Search the data for the word "this" and copy every line that contains it.

================================

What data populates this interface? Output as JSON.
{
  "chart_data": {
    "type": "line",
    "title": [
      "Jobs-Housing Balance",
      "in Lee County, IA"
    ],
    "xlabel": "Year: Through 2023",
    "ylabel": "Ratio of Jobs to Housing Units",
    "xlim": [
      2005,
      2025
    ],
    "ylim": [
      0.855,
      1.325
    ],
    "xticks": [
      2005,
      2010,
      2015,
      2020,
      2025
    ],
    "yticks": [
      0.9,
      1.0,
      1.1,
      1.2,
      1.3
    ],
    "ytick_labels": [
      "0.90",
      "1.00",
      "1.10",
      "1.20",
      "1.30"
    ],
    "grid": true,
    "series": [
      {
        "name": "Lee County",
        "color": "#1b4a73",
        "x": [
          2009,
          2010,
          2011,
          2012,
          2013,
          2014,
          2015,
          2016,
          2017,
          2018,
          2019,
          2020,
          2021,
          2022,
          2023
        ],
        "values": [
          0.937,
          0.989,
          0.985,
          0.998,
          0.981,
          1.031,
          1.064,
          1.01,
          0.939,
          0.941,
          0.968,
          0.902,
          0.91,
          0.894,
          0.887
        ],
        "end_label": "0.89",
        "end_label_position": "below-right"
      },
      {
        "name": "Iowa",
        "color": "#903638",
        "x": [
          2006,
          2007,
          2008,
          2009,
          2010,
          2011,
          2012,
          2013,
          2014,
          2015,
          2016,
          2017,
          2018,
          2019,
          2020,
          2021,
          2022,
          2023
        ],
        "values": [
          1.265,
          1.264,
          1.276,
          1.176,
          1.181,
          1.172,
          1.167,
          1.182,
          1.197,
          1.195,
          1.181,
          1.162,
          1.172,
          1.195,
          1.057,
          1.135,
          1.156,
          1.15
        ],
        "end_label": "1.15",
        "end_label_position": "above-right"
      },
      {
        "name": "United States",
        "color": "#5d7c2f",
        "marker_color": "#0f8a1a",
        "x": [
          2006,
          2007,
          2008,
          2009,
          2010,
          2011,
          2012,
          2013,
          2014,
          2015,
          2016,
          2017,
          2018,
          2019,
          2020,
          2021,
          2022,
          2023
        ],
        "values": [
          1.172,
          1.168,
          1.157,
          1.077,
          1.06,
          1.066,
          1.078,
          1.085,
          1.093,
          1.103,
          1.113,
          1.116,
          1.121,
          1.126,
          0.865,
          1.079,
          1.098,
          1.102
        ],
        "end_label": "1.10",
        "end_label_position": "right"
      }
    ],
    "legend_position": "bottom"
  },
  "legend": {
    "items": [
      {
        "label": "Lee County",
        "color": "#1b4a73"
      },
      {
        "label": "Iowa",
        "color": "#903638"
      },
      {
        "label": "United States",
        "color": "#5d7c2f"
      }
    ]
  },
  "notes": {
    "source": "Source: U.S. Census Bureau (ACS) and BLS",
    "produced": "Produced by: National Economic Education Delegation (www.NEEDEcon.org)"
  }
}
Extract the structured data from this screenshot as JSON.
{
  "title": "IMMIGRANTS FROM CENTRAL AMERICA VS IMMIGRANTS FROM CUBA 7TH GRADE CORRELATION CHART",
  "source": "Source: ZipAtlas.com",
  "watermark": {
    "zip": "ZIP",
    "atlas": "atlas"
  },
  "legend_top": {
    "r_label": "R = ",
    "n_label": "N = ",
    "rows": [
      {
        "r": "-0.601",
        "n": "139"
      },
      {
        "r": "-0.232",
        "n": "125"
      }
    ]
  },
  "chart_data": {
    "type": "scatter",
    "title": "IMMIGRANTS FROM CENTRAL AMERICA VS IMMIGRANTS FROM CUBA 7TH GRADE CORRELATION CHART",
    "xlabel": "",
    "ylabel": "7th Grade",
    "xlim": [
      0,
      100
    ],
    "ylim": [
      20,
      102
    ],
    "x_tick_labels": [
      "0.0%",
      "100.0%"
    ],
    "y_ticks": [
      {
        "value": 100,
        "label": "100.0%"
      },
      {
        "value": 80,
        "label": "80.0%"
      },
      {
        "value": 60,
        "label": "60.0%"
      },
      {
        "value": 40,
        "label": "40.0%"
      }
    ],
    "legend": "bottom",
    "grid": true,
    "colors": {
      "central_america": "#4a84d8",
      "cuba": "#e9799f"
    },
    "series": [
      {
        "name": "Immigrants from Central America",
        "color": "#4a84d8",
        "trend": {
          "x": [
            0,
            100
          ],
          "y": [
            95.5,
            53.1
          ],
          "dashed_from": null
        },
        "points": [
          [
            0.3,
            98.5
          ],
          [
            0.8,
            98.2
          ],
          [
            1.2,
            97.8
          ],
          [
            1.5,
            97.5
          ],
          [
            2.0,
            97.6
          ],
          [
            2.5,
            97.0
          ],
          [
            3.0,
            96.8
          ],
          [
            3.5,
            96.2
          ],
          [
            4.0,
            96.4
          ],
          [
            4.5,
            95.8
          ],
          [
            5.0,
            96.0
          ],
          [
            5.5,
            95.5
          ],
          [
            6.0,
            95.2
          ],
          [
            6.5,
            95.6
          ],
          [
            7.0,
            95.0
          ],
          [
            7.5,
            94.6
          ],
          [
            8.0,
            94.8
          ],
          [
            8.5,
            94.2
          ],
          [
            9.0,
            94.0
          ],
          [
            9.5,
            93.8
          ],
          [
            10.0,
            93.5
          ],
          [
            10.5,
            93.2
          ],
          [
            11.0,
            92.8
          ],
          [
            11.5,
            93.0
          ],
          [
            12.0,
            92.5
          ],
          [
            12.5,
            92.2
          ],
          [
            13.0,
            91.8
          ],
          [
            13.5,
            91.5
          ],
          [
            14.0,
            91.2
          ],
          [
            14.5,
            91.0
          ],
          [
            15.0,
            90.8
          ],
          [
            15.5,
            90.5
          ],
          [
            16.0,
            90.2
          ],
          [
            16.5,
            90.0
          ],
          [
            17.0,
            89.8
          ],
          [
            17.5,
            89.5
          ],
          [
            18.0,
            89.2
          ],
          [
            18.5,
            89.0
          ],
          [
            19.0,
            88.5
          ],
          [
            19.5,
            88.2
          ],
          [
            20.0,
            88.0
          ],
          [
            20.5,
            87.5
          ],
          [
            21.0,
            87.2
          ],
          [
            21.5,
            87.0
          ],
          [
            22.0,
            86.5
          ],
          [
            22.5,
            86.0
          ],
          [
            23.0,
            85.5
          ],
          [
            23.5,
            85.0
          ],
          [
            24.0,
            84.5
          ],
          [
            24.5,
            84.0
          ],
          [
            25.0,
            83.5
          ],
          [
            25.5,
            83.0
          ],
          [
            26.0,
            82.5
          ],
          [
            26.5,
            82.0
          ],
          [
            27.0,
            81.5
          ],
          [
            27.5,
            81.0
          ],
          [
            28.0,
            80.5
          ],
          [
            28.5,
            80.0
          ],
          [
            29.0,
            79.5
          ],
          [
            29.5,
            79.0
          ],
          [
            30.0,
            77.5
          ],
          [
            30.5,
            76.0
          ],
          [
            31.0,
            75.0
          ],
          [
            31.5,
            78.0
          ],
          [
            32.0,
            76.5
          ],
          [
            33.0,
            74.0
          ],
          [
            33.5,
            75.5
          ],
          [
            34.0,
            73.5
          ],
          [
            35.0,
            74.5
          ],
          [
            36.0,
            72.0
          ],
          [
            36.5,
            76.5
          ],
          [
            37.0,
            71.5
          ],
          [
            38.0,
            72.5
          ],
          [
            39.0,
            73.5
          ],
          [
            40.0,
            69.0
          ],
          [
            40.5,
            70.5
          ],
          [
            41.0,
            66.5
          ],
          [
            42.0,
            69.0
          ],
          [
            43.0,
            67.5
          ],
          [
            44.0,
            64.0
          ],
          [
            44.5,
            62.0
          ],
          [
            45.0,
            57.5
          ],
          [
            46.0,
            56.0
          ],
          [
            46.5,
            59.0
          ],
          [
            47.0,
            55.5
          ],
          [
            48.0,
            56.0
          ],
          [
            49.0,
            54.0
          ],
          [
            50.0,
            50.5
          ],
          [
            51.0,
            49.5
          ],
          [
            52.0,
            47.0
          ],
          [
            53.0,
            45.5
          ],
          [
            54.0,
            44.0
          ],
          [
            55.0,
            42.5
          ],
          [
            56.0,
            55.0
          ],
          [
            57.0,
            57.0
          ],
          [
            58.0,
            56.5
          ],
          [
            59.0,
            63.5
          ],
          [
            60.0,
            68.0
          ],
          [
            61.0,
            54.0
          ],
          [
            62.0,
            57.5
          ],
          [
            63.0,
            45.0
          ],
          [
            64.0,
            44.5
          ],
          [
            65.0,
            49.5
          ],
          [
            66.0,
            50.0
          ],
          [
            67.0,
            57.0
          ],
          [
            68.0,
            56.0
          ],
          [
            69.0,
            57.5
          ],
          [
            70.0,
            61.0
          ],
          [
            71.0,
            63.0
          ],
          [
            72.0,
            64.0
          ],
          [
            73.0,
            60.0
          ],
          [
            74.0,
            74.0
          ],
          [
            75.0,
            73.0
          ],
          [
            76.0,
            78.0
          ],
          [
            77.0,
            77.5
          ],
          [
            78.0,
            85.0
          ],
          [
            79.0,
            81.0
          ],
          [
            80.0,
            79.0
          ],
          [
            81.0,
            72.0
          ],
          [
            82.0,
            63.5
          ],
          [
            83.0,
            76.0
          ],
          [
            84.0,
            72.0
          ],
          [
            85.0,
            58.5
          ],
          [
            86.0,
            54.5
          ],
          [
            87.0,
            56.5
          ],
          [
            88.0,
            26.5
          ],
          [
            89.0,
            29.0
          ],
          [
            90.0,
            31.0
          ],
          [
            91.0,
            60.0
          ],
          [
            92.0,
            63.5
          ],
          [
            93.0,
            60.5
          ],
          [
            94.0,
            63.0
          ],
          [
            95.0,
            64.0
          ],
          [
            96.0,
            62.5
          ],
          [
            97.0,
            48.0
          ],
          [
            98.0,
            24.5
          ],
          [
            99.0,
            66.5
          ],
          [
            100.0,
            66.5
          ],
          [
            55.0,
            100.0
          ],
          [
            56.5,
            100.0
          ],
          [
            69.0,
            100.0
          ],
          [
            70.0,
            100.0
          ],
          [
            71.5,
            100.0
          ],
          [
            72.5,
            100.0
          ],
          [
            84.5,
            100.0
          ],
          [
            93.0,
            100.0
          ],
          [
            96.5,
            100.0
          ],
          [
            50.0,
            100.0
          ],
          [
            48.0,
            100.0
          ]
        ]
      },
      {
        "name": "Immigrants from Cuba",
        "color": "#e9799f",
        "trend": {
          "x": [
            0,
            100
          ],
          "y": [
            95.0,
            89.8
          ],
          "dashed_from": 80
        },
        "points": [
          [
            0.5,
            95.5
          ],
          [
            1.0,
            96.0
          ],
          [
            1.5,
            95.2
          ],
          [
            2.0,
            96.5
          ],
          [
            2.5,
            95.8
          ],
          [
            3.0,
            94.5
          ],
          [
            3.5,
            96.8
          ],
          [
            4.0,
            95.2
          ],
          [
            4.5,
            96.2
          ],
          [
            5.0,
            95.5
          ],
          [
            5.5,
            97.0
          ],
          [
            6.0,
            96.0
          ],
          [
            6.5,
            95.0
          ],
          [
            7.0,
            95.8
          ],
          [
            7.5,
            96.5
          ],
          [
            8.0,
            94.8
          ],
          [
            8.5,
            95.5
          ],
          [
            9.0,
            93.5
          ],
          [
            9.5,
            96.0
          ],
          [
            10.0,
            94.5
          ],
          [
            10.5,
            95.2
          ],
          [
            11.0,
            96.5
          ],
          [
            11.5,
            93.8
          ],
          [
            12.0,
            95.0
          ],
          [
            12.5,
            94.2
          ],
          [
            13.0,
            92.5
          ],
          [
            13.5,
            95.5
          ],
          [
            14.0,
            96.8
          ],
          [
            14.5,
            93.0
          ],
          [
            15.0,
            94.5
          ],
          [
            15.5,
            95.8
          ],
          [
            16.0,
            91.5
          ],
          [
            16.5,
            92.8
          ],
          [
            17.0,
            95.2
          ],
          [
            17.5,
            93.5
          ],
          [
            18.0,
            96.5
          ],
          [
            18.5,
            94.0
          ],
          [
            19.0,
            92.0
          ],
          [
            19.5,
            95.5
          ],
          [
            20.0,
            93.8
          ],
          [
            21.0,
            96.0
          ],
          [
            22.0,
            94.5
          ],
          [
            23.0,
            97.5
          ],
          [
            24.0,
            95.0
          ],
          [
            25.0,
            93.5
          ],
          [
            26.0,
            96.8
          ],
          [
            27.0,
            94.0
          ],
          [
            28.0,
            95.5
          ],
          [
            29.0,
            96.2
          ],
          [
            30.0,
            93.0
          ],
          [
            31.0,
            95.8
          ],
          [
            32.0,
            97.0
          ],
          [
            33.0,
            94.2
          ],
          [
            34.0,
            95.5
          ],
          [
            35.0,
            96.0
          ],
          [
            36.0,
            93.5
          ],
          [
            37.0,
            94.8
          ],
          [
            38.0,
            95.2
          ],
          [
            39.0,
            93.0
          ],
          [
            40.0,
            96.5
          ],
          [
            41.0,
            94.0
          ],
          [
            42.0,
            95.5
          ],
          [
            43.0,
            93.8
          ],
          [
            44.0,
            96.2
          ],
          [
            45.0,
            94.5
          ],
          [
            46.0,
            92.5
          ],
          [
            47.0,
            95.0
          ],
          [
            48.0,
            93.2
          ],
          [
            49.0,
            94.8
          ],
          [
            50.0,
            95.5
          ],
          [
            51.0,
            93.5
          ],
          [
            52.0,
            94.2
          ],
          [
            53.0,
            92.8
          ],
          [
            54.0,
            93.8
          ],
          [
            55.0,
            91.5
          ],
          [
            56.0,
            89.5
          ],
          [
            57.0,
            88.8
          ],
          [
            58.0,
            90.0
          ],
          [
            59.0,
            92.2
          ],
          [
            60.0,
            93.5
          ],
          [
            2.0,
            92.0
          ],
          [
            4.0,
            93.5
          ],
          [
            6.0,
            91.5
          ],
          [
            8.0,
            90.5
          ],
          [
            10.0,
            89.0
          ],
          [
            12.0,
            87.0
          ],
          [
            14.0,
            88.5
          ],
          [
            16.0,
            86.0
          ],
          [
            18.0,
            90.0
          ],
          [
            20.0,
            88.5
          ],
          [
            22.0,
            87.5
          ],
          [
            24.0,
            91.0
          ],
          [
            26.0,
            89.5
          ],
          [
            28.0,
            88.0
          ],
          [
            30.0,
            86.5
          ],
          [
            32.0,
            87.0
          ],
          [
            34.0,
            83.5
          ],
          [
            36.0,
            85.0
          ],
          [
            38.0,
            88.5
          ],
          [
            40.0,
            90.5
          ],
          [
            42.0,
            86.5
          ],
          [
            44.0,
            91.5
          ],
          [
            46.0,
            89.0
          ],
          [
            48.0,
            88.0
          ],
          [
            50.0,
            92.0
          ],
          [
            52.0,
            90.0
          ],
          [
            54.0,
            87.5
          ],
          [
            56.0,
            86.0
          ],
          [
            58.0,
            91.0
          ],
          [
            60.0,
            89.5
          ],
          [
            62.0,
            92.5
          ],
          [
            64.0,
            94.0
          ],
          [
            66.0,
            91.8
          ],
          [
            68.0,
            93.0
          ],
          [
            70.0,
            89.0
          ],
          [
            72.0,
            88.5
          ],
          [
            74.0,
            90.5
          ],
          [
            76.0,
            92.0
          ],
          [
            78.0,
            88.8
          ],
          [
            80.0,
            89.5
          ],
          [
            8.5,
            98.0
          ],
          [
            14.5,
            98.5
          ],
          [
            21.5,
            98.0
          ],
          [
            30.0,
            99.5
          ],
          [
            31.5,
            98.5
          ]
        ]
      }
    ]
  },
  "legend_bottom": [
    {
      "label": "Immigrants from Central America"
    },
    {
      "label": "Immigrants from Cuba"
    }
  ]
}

================================

*Reply to the exercise*.
What data populates this interface? Output as JSON.
Extract the structured data from this screenshot as JSON.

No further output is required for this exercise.